# OBJECTIF A
Répondez aux questions suivantes à partir du texte sur les élections législatives de 2022 :
(i) Quel taux d'abstention, exprimé en pourcentage des inscrits, le texte indique-t-il ?
(ii) Quel pourcentage des suffrages exprimés la Nupes a-t-elle obtenu ?
(iii) Combien de sièges les projections des instituts de sondage prêtent-elles à Ensemble ! ?
***** DOCUMENT SOURCE *****
On attendait une forte abstention et elle a effectivement atteint 52,49 % des inscrits, décrochant ainsi un nouveau record pour ce type de scrutin ;

On attendait les coalitions Ensemble ! (Macron) et Nupes (Mélenchon) en tête et au coude-à-coude et ce fut exactement le cas, la première obtenant 25,75 % des suffrages exprimés et la seconde 25,66 % – modulo une bisbille entre la Nupes, le ministère de l’Intérieur et le journal Le Monde sur le tenant de la première place.

On attendait une future majorité présidentielle plutôt étriquée et c’est bien ce qui semble se profiler pour dimanche 19 juin prochain, contrairement à l’épisode 2017 qui avait vu Emmanuel Macron obtenir une large majorité absolue avec ses seuls députés En Marche.

D’après les projections réalisées par les instituts de sondage une fois le résultat du premier tour connu, Ensemble ! pourrait tabler sur 255 à 295 sièges, ce qui, même en supposant le dépassement de la majorité absolue de 289 sièges, placera au minimum le gouvernement à la merci de ses alliés Modem (Bayrou), Horizons (Philippe) et Agir (Riester) :

Pas de surprise, donc, mais de la nouveauté : contrairement à ce qui avait été spécialement calculé et espéré par les promoteurs du quinquennat pour éviter tout risque de cohabitation, et contrairement à ce qui s’est effectivement passé en 2002, 2007, 2012 et 2017, le cru législatif 2022 risque bien de ne pas apporter au Président nouvellement élu la vague de députés qui lui permettrait de gouverner à sa guise.

Un résultat non seulement original mais possiblement positif s’il contribue à restaurer les députés dans leur autonomie et leur responsabilité ultime de législateurs, plutôt que d’être les simples mercenaires de la majorité ou de l’opposition sans trop se poser de questions sur l’impact des textes soumis à leur vote sur la prospérité et la liberté des citoyens.
*****
# OBJECTIF B
Dans les enregistrements, recopiez les lignes situées entre celle qui contient « svg-text:3300: 3300: [76, 307, 84, 311] » et celle qui contient « svg-text:办公室: 办公室: [476, 252, 489, 259] », toutes deux incluses, en remplaçant « tb-value » par « tb-field » sans rien changer d'autre. Ne donnez que ces lignes.
***** ENREGISTREMENTS À TRAITER *****
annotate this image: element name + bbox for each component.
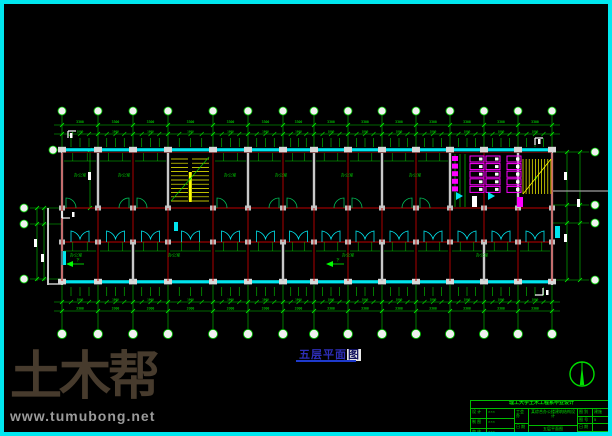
svg-text:3300: 3300: [76, 307, 84, 311]
svg-text:办公室: 办公室: [70, 252, 83, 259]
svg-text:3300: 3300: [429, 120, 437, 124]
drawing-title-underline: [296, 360, 356, 362]
svg-text:1800: 1800: [362, 298, 369, 302]
svg-text:3300: 3300: [395, 307, 403, 311]
title-block-project: 某综合办公楼建筑结构设计: [529, 409, 577, 426]
svg-text:1800: 1800: [112, 298, 119, 302]
svg-text:3300: 3300: [463, 307, 471, 311]
svg-text:3300: 3300: [295, 120, 303, 124]
svg-text:1800: 1800: [396, 298, 403, 302]
tb-label: 工会办: [515, 409, 528, 424]
svg-text:3300: 3300: [327, 120, 335, 124]
svg-text:3300: 3300: [187, 307, 195, 311]
svg-text:1800: 1800: [77, 298, 84, 302]
tb-value: ×××: [487, 429, 514, 436]
svg-text:办公室: 办公室: [275, 172, 288, 179]
svg-text:1800: 1800: [498, 130, 505, 134]
svg-text:3300: 3300: [262, 307, 270, 311]
svg-text:办公室: 办公室: [341, 172, 354, 179]
title-block-drawing-name: 五层平面图: [529, 426, 577, 436]
svg-text:1800: 1800: [262, 130, 269, 134]
svg-text:3300: 3300: [395, 120, 403, 124]
svg-text:3300: 3300: [76, 120, 84, 124]
cad-viewport: 3300180018003300330018001800330033001800…: [0, 0, 612, 436]
svg-text:3300: 3300: [147, 120, 155, 124]
svg-text:1800: 1800: [532, 298, 539, 302]
svg-text:1800: 1800: [328, 298, 335, 302]
svg-text:3300: 3300: [531, 120, 539, 124]
svg-text:办公室: 办公室: [476, 252, 489, 259]
svg-text:1800: 1800: [112, 130, 119, 134]
svg-text:1800: 1800: [464, 298, 471, 302]
svg-text:1800: 1800: [295, 298, 302, 302]
tb-value: 1:100: [593, 432, 612, 436]
svg-text:1800: 1800: [147, 130, 154, 134]
toilet-block: [452, 154, 523, 207]
svg-text:办公室: 办公室: [342, 252, 355, 259]
tb-value: [593, 424, 612, 431]
title-block-mid: 工会办 日 期: [515, 409, 529, 436]
svg-text:3300: 3300: [112, 307, 120, 311]
svg-text:3300: 3300: [361, 307, 369, 311]
svg-text:1800: 1800: [262, 298, 269, 302]
svg-text:3300: 3300: [361, 120, 369, 124]
svg-text:下: 下: [188, 178, 192, 182]
svg-text:3300: 3300: [497, 307, 505, 311]
svg-text:3300: 3300: [262, 120, 270, 124]
svg-text:3300: 3300: [497, 120, 505, 124]
title-block-meta: 图 别建施 图 号5 日 期 比 例1:100: [578, 409, 612, 436]
title-block-signatures: 设 计××× 制 图××× 审 核×××: [471, 409, 515, 436]
tb-label: 审 核: [471, 429, 487, 436]
svg-text:3300: 3300: [531, 307, 539, 311]
watermark-brand: 土木帮: [10, 348, 190, 406]
tb-label: 日 期: [578, 424, 593, 431]
svg-text:3300: 3300: [327, 307, 335, 311]
svg-text:下: 下: [336, 258, 340, 262]
svg-text:1800: 1800: [227, 130, 234, 134]
svg-text:1800: 1800: [187, 298, 194, 302]
watermark: 土木帮 www.tumubong.net: [10, 348, 190, 424]
tb-value: ×××: [487, 409, 514, 418]
svg-text:3300: 3300: [187, 120, 195, 124]
tb-label: 设 计: [471, 409, 487, 418]
svg-text:3300: 3300: [227, 120, 235, 124]
svg-text:1800: 1800: [464, 130, 471, 134]
svg-text:下: 下: [534, 177, 538, 181]
svg-text:1800: 1800: [430, 130, 437, 134]
svg-text:3300: 3300: [295, 307, 303, 311]
watermark-url: www.tumubong.net: [10, 408, 190, 424]
svg-text:1800: 1800: [362, 130, 369, 134]
svg-text:3300: 3300: [112, 120, 120, 124]
svg-text:1800: 1800: [328, 130, 335, 134]
svg-text:3300: 3300: [227, 307, 235, 311]
tb-label: 图 号: [578, 417, 593, 424]
tb-label: 比 例: [578, 432, 593, 436]
svg-text:办公室: 办公室: [409, 172, 422, 179]
svg-text:3300: 3300: [429, 307, 437, 311]
svg-text:3300: 3300: [147, 307, 155, 311]
title-block: 理工大学土木工程系毕业设计 设 计××× 制 图××× 审 核××× 工会办 日…: [470, 400, 612, 436]
tb-value: 建施: [593, 409, 612, 416]
svg-text:1800: 1800: [498, 298, 505, 302]
svg-text:1800: 1800: [187, 130, 194, 134]
svg-text:办公室: 办公室: [74, 172, 87, 179]
svg-text:1800: 1800: [532, 130, 539, 134]
tb-label: 制 图: [471, 419, 487, 428]
tb-label: 日 期: [515, 424, 528, 436]
corridor-annotations: 下下: [66, 258, 344, 267]
tb-label: 图 别: [578, 409, 593, 416]
svg-text:1800: 1800: [430, 298, 437, 302]
svg-text:办公室: 办公室: [168, 252, 181, 259]
svg-text:办公室: 办公室: [118, 172, 131, 179]
svg-text:下: 下: [76, 258, 80, 262]
svg-text:1800: 1800: [396, 130, 403, 134]
svg-text:3300: 3300: [463, 120, 471, 124]
north-arrow-icon: [570, 362, 594, 386]
svg-text:1800: 1800: [295, 130, 302, 134]
tb-value: ×××: [487, 419, 514, 428]
staircase-center: 下: [171, 157, 209, 202]
staircase-right: 下: [523, 159, 551, 194]
svg-text:1800: 1800: [147, 298, 154, 302]
title-block-header: 理工大学土木工程系毕业设计: [471, 401, 612, 409]
column-lines: [62, 153, 552, 281]
tb-value: 5: [593, 417, 612, 424]
svg-text:1800: 1800: [227, 298, 234, 302]
svg-text:1800: 1800: [77, 130, 84, 134]
svg-text:办公室: 办公室: [224, 172, 237, 179]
*****
# RÉPONSE RÉDIGÉE A
(i) 52,49 % des inscrits.
(ii) 25,66 % des suffrages exprimés.
(iii) De 255 à 295 sièges.

# RÉPONSE RÉDIGÉE B
svg-text:3300: 3300: [76, 307, 84, 311]
svg-text:办公室: 办公室: [70, 252, 83, 259]
svg-text:3300: 3300: [429, 120, 437, 124]
drawing-title-underline: [296, 360, 356, 362]
svg-text:1800: 1800: [362, 298, 369, 302]
svg-text:3300: 3300: [395, 307, 403, 311]
title-block-project: 某综合办公楼建筑结构设计: [529, 409, 577, 426]
svg-text:1800: 1800: [112, 298, 119, 302]
svg-text:3300: 3300: [463, 307, 471, 311]
svg-text:3300: 3300: [295, 120, 303, 124]
svg-text:1800: 1800: [396, 298, 403, 302]
tb-label: 工会办: [515, 409, 528, 424]
svg-text:3300: 3300: [327, 120, 335, 124]
svg-text:3300: 3300: [187, 307, 195, 311]
svg-text:1800: 1800: [77, 298, 84, 302]
tb-field: ×××: [487, 429, 514, 436]
svg-text:办公室: 办公室: [275, 172, 288, 179]
svg-text:1800: 1800: [498, 130, 505, 134]
svg-text:3300: 3300: [262, 307, 270, 311]
svg-text:办公室: 办公室: [341, 172, 354, 179]
title-block-drawing-name: 五层平面图: [529, 426, 577, 436]
svg-text:1800: 1800: [262, 130, 269, 134]
svg-text:3300: 3300: [395, 120, 403, 124]
svg-text:3300: 3300: [76, 120, 84, 124]
cad-viewport: 3300180018003300330018001800330033001800…: [0, 0, 612, 436]
svg-text:3300: 3300: [147, 120, 155, 124]
svg-text:1800: 1800: [532, 298, 539, 302]
svg-text:1800: 1800: [328, 298, 335, 302]
svg-text:3300: 3300: [531, 120, 539, 124]
svg-text:办公室: 办公室: [476, 252, 489, 259]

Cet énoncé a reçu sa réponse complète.